Aim of the exercise: All entries should be output exactly as they stand.

START Record excerpts

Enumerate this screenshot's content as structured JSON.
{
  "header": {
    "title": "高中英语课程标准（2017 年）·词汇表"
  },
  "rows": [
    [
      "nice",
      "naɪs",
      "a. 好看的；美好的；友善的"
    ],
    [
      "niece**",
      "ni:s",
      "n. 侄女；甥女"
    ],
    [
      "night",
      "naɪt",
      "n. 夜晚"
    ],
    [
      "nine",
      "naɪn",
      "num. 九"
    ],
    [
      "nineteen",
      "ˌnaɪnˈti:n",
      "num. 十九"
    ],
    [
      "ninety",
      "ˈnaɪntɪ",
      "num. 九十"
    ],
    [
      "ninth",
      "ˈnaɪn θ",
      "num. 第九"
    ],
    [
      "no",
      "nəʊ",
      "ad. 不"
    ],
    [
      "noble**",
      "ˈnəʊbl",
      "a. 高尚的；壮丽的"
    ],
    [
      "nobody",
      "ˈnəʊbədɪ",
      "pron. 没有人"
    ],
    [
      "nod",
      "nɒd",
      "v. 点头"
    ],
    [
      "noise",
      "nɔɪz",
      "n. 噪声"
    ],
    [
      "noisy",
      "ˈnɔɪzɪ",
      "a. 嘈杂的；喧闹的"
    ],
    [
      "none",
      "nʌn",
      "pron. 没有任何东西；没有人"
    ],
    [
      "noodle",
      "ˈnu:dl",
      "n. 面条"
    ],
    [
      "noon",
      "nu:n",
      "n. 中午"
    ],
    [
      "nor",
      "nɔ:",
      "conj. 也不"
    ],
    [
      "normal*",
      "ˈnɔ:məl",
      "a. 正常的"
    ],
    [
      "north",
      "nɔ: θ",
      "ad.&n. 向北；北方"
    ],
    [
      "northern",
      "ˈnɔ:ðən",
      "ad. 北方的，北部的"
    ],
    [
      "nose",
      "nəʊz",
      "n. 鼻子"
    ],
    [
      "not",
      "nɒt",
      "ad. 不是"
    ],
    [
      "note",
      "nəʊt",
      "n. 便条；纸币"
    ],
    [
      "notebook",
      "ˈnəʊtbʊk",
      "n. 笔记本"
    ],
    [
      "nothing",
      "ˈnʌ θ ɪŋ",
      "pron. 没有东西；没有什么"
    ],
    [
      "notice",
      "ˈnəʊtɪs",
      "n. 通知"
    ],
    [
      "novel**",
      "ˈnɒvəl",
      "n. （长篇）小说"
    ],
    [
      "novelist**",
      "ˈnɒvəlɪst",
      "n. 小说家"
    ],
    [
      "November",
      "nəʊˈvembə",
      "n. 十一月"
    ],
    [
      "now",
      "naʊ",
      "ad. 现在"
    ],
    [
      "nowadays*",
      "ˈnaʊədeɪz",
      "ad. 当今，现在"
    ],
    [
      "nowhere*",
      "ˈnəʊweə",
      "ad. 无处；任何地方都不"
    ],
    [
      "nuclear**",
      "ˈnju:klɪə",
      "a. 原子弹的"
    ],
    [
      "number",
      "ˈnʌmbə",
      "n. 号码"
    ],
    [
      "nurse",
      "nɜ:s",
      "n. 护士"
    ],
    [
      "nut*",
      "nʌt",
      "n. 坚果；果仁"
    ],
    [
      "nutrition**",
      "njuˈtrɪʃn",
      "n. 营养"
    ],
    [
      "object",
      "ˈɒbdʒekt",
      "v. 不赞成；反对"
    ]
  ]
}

END Record excerpts

Result for this exercise:
Enumerate this screenshot's content as structured JSON.
{
  "header": {
    "title": "高中英语课程标准（2017 年）·词汇表"
  },
  "rows": [
    [
      "nice",
      "naɪs",
      "a. 好看的；美好的；友善的"
    ],
    [
      "niece**",
      "ni:s",
      "n. 侄女；甥女"
    ],
    [
      "night",
      "naɪt",
      "n. 夜晚"
    ],
    [
      "nine",
      "naɪn",
      "num. 九"
    ],
    [
      "nineteen",
      "ˌnaɪnˈti:n",
      "num. 十九"
    ],
    [
      "ninety",
      "ˈnaɪntɪ",
      "num. 九十"
    ],
    [
      "ninth",
      "ˈnaɪn θ",
      "num. 第九"
    ],
    [
      "no",
      "nəʊ",
      "ad. 不"
    ],
    [
      "noble**",
      "ˈnəʊbl",
      "a. 高尚的；壮丽的"
    ],
    [
      "nobody",
      "ˈnəʊbədɪ",
      "pron. 没有人"
    ],
    [
      "nod",
      "nɒd",
      "v. 点头"
    ],
    [
      "noise",
      "nɔɪz",
      "n. 噪声"
    ],
    [
      "noisy",
      "ˈnɔɪzɪ",
      "a. 嘈杂的；喧闹的"
    ],
    [
      "none",
      "nʌn",
      "pron. 没有任何东西；没有人"
    ],
    [
      "noodle",
      "ˈnu:dl",
      "n. 面条"
    ],
    [
      "noon",
      "nu:n",
      "n. 中午"
    ],
    [
      "nor",
      "nɔ:",
      "conj. 也不"
    ],
    [
      "normal*",
      "ˈnɔ:məl",
      "a. 正常的"
    ],
    [
      "north",
      "nɔ: θ",
      "ad.&n. 向北；北方"
    ],
    [
      "northern",
      "ˈnɔ:ðən",
      "ad. 北方的，北部的"
    ],
    [
      "nose",
      "nəʊz",
      "n. 鼻子"
    ],
    [
      "not",
      "nɒt",
      "ad. 不是"
    ],
    [
      "note",
      "nəʊt",
      "n. 便条；纸币"
    ],
    [
      "notebook",
      "ˈnəʊtbʊk",
      "n. 笔记本"
    ],
    [
      "nothing",
      "ˈnʌ θ ɪŋ",
      "pron. 没有东西；没有什么"
    ],
    [
      "notice",
      "ˈnəʊtɪs",
      "n. 通知"
    ],
    [
      "novel**",
      "ˈnɒvəl",
      "n. （长篇）小说"
    ],
    [
      "novelist**",
      "ˈnɒvəlɪst",
      "n. 小说家"
    ],
    [
      "November",
      "nəʊˈvembə",
      "n. 十一月"
    ],
    [
      "now",
      "naʊ",
      "ad. 现在"
    ],
    [
      "nowadays*",
      "ˈnaʊədeɪz",
      "ad. 当今，现在"
    ],
    [
      "nowhere*",
      "ˈnəʊweə",
      "ad. 无处；任何地方都不"
    ],
    [
      "nuclear**",
      "ˈnju:klɪə",
      "a. 原子弹的"
    ],
    [
      "number",
      "ˈnʌmbə",
      "n. 号码"
    ],
    [
      "nurse",
      "nɜ:s",
      "n. 护士"
    ],
    [
      "nut*",
      "nʌt",
      "n. 坚果；果仁"
    ],
    [
      "nutrition**",
      "njuˈtrɪʃn",
      "n. 营养"
    ],
    [
      "object",
      "ˈɒbdʒekt",
      "v. 不赞成；反对"
    ]
  ]
}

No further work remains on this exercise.